▶ **Data entries**
▼▼▼

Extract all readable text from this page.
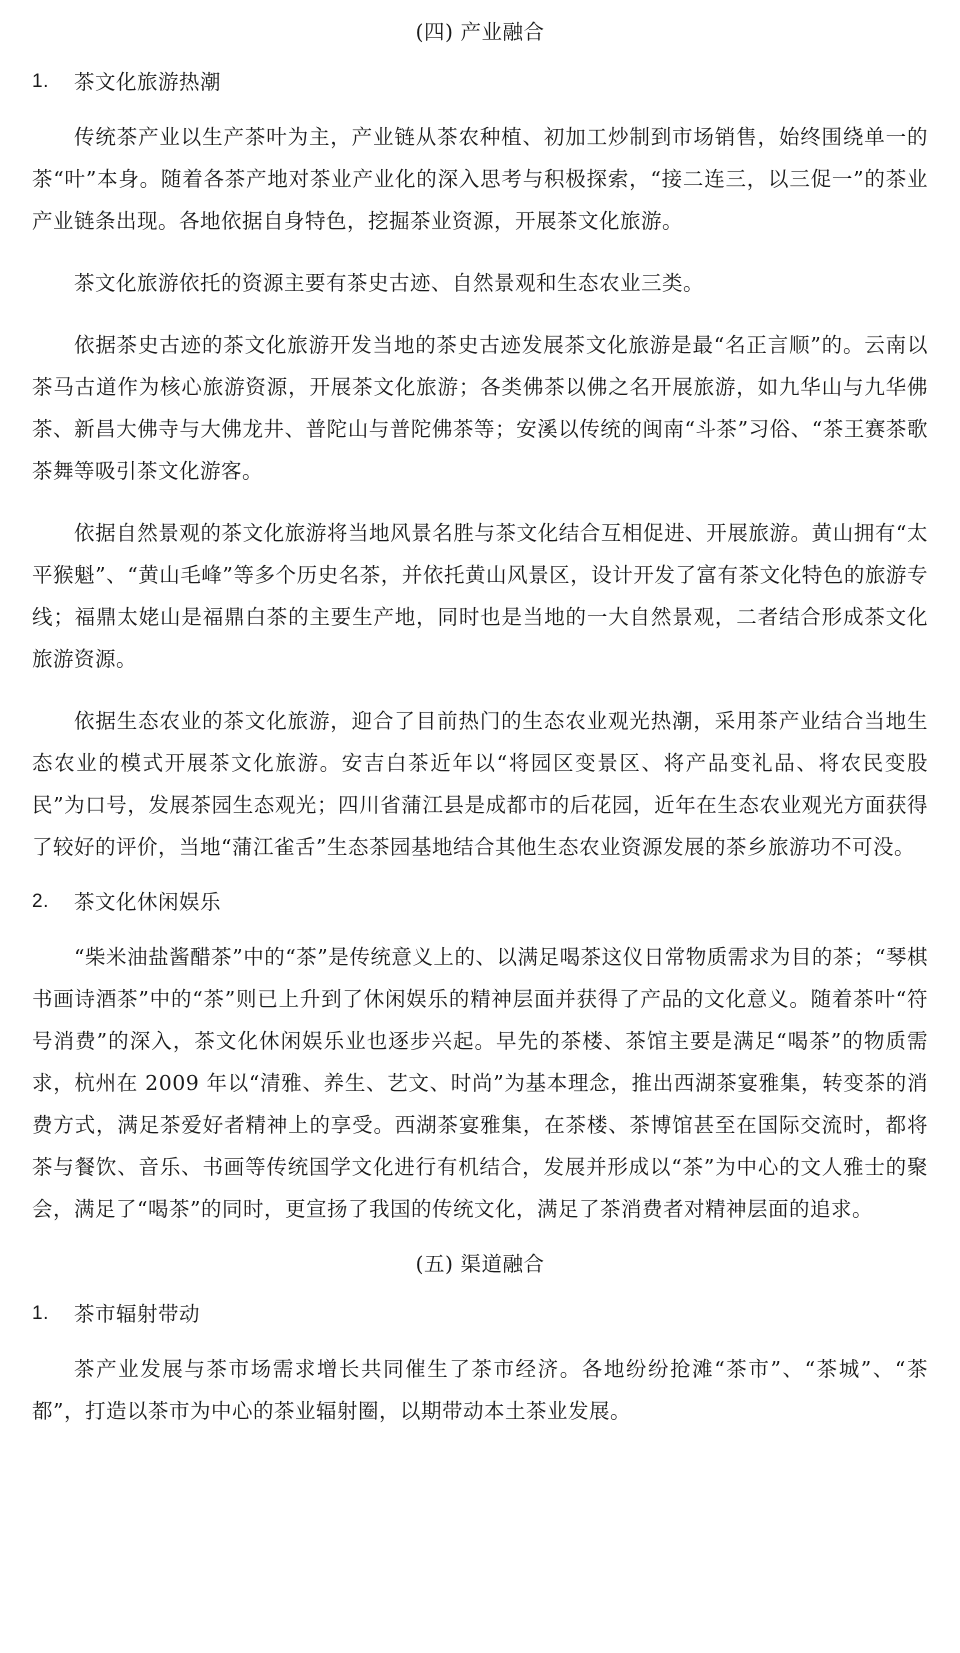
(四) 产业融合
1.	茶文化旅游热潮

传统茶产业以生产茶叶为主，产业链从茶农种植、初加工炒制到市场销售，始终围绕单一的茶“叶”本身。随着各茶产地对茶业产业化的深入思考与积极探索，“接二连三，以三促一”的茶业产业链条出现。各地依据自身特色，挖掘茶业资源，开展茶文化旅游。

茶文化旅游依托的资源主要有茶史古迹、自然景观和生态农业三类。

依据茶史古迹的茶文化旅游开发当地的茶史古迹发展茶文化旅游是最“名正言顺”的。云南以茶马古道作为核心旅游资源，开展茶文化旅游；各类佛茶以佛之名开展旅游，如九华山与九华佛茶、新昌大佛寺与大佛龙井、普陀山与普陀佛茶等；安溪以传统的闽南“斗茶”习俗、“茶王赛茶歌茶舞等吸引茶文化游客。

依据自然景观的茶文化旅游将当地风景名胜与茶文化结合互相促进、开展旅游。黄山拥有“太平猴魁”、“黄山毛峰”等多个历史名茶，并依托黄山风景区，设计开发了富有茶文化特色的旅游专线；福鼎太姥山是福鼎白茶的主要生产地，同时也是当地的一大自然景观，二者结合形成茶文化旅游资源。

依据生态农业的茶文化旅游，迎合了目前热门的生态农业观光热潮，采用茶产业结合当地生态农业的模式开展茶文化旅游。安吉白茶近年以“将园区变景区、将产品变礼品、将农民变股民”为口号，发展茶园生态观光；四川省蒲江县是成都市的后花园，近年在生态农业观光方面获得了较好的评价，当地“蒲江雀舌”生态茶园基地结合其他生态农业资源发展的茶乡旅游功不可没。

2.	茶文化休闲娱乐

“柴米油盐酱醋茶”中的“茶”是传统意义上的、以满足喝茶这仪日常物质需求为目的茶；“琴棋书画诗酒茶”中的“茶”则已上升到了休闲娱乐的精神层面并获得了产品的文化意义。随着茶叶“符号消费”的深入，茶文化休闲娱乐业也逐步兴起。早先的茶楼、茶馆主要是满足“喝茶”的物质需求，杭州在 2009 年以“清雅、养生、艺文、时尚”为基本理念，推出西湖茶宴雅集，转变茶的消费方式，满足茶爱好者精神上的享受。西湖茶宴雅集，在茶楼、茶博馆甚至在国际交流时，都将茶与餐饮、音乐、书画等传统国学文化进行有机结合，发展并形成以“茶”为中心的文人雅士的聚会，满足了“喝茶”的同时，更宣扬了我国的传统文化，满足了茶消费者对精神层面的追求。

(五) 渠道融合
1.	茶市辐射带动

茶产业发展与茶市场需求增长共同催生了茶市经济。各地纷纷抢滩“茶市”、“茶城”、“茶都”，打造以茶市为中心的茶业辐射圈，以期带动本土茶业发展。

▲▲▲
▼▼▼

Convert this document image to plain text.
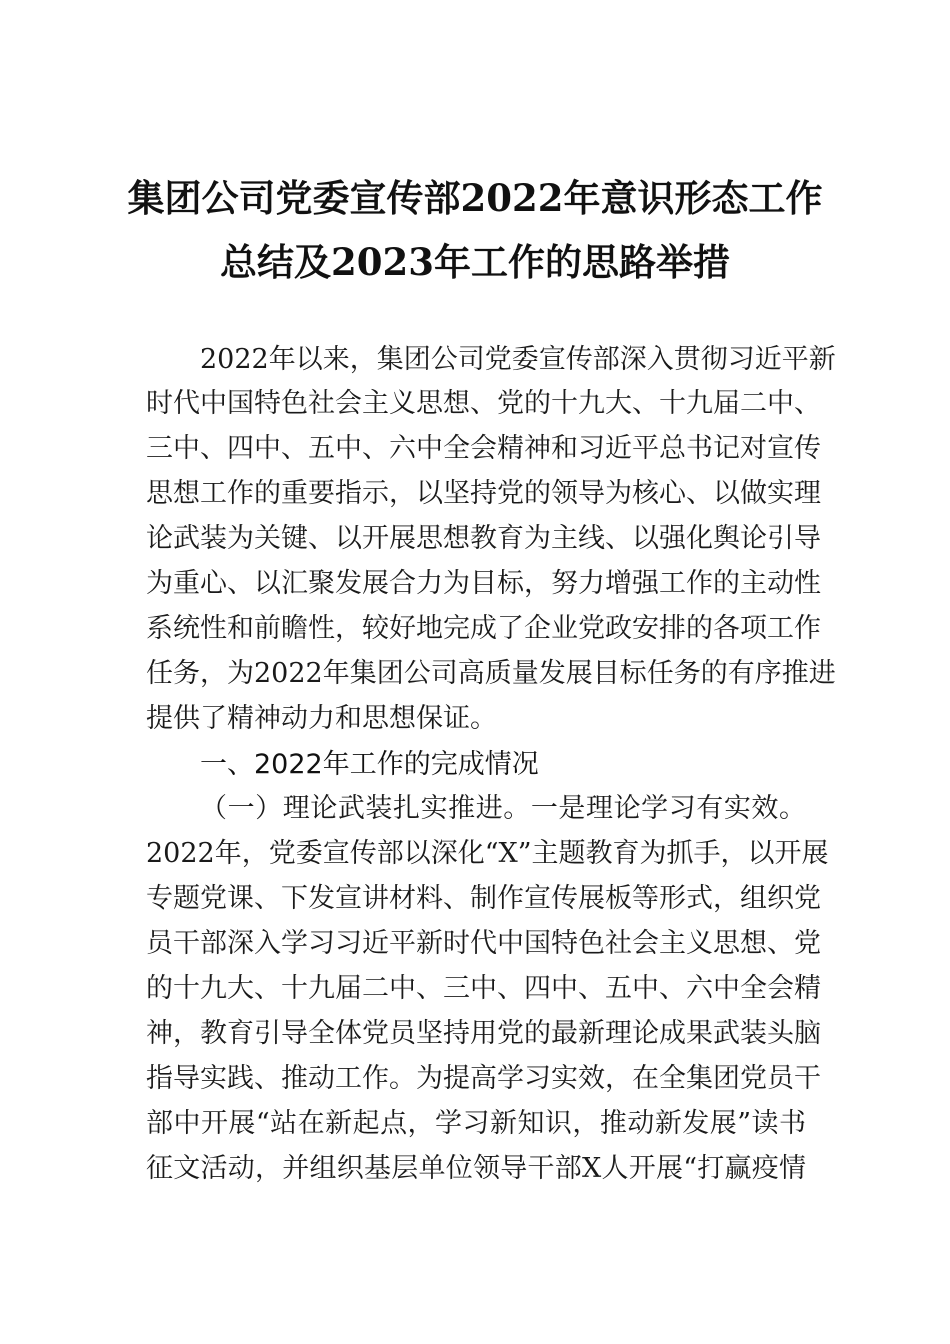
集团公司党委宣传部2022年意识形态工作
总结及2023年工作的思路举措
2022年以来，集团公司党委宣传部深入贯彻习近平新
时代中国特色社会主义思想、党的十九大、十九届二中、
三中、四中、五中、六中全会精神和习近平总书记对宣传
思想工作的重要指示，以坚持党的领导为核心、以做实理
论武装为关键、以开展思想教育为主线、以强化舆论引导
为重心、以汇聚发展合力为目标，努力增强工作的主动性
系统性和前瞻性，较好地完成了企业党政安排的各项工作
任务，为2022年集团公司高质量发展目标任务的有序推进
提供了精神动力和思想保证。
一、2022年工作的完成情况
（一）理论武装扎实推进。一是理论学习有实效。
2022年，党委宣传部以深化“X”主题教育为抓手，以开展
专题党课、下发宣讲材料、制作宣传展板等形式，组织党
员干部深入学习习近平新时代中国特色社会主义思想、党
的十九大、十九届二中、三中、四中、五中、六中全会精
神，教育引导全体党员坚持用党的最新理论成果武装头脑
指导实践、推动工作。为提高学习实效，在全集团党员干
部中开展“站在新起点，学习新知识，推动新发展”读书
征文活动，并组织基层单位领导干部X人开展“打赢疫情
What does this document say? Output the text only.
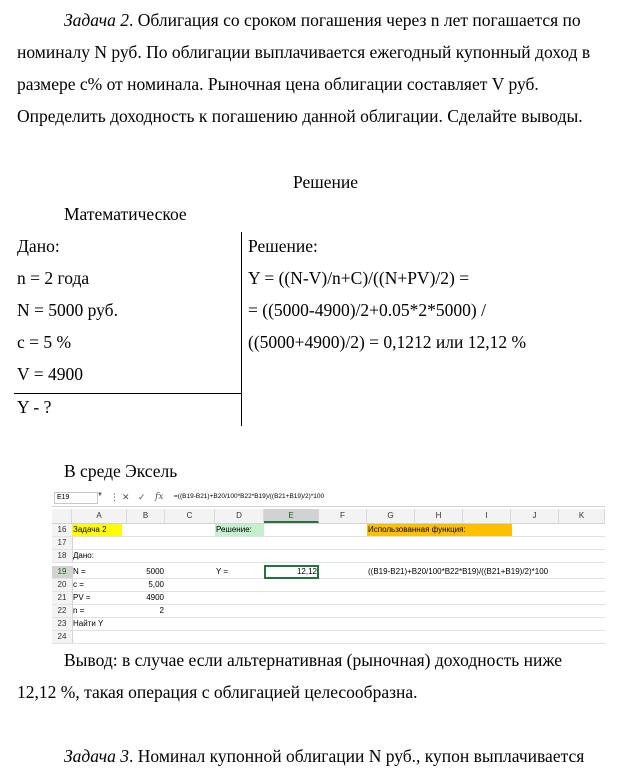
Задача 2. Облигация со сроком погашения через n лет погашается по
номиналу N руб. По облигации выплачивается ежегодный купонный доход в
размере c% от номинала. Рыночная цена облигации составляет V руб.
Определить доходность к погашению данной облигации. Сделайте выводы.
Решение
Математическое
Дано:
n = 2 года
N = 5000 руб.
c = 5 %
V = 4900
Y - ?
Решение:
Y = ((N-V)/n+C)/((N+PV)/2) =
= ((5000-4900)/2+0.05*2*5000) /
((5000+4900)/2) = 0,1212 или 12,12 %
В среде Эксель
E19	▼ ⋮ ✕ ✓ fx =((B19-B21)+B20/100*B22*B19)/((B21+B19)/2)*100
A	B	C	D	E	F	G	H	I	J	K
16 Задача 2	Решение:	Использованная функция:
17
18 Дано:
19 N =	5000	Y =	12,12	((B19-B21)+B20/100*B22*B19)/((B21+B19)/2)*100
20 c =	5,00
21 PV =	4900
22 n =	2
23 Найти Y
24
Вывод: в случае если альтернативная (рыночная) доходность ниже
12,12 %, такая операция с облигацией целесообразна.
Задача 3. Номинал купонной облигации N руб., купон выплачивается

▲▲▲

▶ **To do**
Looking at the data above, show all lines where the word "this" occurs.

▶ **Solved problem**
Extract all readable text from this page.
Convert this document image to plain text.
What does this document say? Output the text only.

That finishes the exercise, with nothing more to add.